AIM: Extract every line that contains the word "category".

STORED RECORDS:

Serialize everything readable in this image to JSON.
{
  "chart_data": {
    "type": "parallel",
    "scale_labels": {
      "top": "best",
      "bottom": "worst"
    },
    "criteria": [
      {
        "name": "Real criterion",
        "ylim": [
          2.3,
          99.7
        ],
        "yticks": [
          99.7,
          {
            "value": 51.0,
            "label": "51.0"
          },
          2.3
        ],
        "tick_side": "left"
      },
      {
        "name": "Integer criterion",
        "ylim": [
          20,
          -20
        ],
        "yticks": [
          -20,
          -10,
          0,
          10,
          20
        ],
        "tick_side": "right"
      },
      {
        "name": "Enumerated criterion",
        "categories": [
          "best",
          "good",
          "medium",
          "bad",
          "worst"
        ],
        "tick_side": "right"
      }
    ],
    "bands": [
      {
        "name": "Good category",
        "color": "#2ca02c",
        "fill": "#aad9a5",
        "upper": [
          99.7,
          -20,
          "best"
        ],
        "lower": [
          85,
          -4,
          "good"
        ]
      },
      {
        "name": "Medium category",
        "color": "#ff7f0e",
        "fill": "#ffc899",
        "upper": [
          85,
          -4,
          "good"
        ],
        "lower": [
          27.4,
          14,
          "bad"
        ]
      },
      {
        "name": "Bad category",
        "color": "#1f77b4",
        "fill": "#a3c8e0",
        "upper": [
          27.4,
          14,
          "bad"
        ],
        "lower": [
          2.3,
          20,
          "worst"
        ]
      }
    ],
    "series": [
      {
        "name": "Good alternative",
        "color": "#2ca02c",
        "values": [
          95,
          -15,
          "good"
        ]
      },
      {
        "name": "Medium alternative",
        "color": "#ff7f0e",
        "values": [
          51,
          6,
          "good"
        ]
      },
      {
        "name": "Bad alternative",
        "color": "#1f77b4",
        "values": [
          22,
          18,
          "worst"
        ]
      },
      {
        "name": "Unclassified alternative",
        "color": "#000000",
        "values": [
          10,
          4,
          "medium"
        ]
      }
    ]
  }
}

THE REPLY:
        "name": "Good category",
        "name": "Medium category",
        "name": "Bad category",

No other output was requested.